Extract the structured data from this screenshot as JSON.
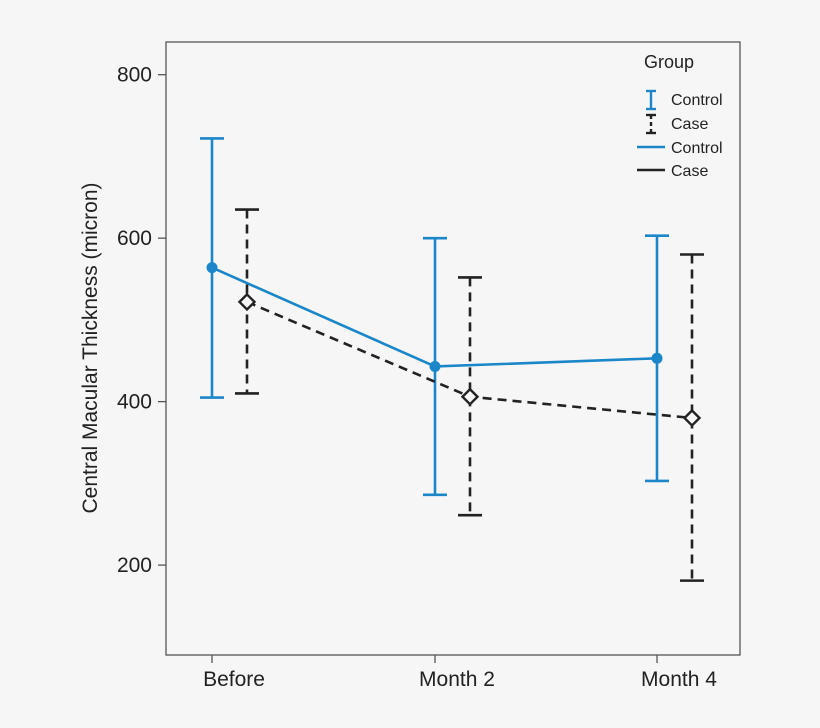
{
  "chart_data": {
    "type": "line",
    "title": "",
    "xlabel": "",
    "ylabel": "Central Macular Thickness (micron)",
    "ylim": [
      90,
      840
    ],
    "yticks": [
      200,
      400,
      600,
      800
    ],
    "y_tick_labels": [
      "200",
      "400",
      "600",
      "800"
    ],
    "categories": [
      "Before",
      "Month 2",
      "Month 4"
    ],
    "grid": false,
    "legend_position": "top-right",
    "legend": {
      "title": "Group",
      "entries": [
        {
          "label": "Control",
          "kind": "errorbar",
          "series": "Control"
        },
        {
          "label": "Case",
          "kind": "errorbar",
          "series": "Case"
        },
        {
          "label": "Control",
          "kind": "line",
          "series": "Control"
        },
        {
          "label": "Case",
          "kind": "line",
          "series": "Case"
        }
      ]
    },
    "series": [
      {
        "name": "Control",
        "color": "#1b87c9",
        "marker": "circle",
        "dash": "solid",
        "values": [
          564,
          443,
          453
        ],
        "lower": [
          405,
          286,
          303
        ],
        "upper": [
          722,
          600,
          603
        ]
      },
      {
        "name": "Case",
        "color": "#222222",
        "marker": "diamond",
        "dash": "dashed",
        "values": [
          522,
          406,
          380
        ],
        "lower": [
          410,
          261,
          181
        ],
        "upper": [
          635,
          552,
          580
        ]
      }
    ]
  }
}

---

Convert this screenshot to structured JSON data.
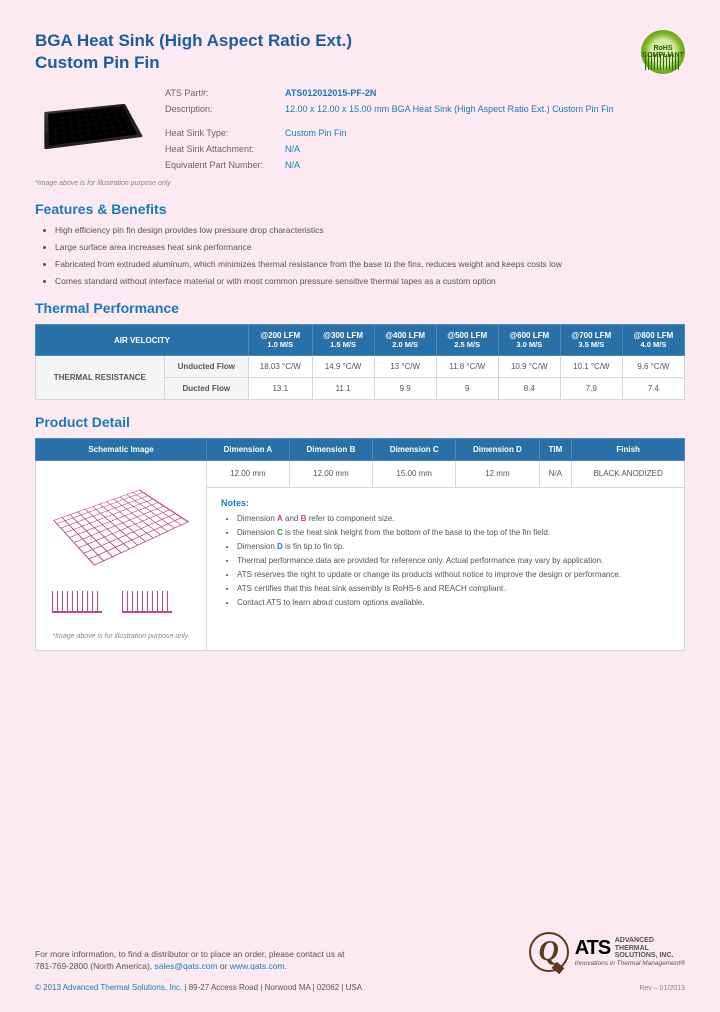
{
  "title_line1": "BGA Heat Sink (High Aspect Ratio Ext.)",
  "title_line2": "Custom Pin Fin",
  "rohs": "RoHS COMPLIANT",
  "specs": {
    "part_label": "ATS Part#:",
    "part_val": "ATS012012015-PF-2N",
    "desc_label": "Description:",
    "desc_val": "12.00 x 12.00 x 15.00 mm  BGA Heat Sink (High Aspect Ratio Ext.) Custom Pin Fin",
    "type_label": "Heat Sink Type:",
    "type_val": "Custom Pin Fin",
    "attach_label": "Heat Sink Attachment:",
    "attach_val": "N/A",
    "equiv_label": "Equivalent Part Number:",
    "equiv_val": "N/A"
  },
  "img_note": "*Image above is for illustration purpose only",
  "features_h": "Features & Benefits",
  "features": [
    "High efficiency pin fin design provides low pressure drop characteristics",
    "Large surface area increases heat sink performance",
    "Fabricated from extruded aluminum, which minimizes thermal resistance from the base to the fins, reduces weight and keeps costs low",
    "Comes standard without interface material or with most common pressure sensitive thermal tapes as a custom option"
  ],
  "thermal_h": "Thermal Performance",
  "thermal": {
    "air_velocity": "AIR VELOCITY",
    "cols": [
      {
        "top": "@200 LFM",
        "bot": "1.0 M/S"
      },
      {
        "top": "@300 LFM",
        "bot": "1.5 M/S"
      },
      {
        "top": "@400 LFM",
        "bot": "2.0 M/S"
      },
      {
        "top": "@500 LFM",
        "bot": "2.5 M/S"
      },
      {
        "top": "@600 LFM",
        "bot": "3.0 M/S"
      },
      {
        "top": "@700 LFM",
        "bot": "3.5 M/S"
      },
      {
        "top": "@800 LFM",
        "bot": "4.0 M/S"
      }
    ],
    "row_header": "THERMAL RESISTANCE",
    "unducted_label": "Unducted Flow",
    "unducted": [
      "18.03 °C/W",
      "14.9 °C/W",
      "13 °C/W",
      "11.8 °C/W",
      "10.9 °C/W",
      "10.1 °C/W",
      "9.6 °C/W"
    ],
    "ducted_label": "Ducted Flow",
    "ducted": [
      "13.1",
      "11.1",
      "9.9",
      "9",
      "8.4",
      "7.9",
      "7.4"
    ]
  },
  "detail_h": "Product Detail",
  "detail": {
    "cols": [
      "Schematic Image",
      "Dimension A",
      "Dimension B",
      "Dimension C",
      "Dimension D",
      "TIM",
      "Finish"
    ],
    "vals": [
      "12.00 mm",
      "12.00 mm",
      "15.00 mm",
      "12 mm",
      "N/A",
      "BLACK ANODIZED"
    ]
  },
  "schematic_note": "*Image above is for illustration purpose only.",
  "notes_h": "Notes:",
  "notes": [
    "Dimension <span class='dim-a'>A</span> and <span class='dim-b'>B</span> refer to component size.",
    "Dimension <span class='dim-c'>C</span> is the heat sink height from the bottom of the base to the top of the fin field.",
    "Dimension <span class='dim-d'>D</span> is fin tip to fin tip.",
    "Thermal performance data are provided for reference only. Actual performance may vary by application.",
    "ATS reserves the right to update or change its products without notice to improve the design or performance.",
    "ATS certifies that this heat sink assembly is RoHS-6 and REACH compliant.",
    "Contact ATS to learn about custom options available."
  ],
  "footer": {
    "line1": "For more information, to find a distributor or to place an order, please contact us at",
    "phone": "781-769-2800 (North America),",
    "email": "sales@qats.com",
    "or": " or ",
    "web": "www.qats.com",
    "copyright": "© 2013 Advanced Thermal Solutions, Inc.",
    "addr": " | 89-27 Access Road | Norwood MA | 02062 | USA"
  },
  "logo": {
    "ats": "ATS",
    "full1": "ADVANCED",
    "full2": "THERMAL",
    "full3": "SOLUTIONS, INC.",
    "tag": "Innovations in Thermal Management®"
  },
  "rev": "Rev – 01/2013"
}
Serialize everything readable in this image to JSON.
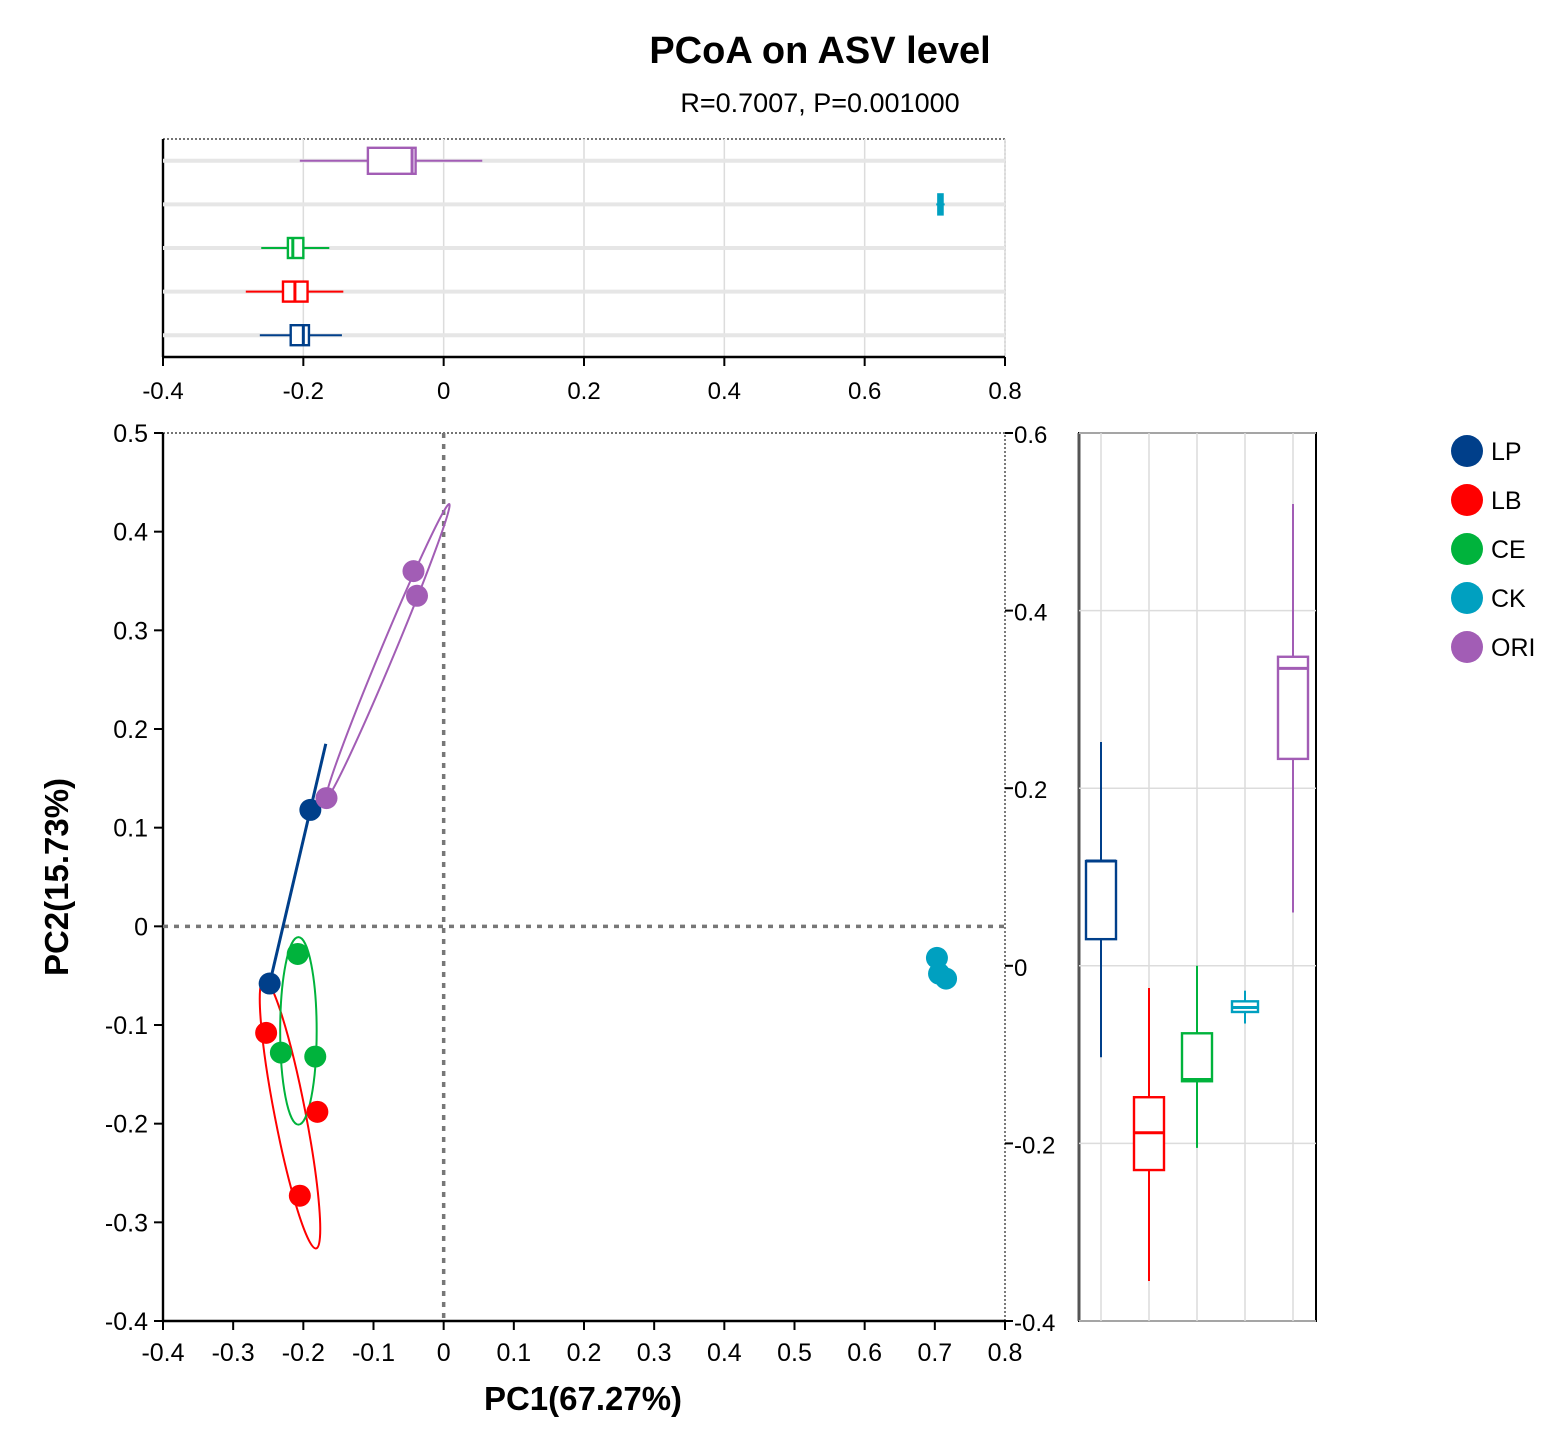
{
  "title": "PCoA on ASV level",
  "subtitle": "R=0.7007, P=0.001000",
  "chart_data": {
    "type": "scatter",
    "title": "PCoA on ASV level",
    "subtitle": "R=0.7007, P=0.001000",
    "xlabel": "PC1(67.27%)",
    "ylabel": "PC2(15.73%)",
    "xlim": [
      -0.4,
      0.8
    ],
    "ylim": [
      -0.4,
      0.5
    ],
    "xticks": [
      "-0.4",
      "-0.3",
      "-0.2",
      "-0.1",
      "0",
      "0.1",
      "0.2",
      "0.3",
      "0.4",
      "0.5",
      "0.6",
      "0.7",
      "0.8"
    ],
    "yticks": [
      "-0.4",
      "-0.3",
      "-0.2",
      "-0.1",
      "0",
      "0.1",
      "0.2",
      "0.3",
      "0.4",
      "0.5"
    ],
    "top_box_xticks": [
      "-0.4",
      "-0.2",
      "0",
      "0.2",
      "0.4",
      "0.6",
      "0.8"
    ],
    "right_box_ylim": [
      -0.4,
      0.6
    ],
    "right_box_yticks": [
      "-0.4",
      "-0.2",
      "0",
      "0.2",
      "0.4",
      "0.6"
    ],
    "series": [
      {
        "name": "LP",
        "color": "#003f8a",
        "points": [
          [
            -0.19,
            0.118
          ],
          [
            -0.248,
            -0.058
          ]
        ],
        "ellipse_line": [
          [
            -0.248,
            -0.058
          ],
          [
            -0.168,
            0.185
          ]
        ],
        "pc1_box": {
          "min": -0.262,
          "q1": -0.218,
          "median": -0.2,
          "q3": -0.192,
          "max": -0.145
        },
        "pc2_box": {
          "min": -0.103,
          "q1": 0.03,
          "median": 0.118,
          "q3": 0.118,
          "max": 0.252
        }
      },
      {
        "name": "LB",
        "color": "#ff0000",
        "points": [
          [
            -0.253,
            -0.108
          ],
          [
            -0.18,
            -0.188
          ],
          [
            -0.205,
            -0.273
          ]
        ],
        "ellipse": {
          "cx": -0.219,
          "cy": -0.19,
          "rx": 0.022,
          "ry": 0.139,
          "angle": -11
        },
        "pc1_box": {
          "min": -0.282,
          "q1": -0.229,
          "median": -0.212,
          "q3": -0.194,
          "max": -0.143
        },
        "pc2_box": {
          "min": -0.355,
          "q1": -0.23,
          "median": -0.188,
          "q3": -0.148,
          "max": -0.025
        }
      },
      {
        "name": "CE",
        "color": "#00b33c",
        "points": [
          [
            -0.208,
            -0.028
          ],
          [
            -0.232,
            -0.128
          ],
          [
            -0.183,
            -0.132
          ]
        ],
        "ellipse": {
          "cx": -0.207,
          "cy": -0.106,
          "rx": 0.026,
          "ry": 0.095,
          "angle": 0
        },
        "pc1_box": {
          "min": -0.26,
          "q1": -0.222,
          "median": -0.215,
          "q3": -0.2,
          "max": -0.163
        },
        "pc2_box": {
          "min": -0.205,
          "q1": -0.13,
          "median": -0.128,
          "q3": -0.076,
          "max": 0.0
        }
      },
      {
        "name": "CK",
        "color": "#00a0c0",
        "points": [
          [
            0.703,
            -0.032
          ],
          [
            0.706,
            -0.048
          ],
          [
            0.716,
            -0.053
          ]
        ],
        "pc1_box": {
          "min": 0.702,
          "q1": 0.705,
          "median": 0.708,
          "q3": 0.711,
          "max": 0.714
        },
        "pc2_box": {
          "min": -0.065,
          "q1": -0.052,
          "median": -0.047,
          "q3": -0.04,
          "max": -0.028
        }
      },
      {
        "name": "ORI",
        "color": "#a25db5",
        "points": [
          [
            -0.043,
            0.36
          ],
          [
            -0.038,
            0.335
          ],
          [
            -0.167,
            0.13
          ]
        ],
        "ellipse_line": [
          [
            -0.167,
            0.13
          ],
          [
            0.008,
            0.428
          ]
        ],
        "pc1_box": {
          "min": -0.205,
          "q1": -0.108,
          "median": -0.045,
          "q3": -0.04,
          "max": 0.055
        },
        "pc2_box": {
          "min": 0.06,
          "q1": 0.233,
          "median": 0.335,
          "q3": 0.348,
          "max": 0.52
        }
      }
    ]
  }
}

**Job**
Select every line in the records above that contains the word "only".

**The output**
  "img_note": "*Image above is for illustration purpose only",
  "schematic_note": "*Image above is for illustration purpose only.",
    "Thermal performance data are provided for reference only. Actual performance may vary by application.",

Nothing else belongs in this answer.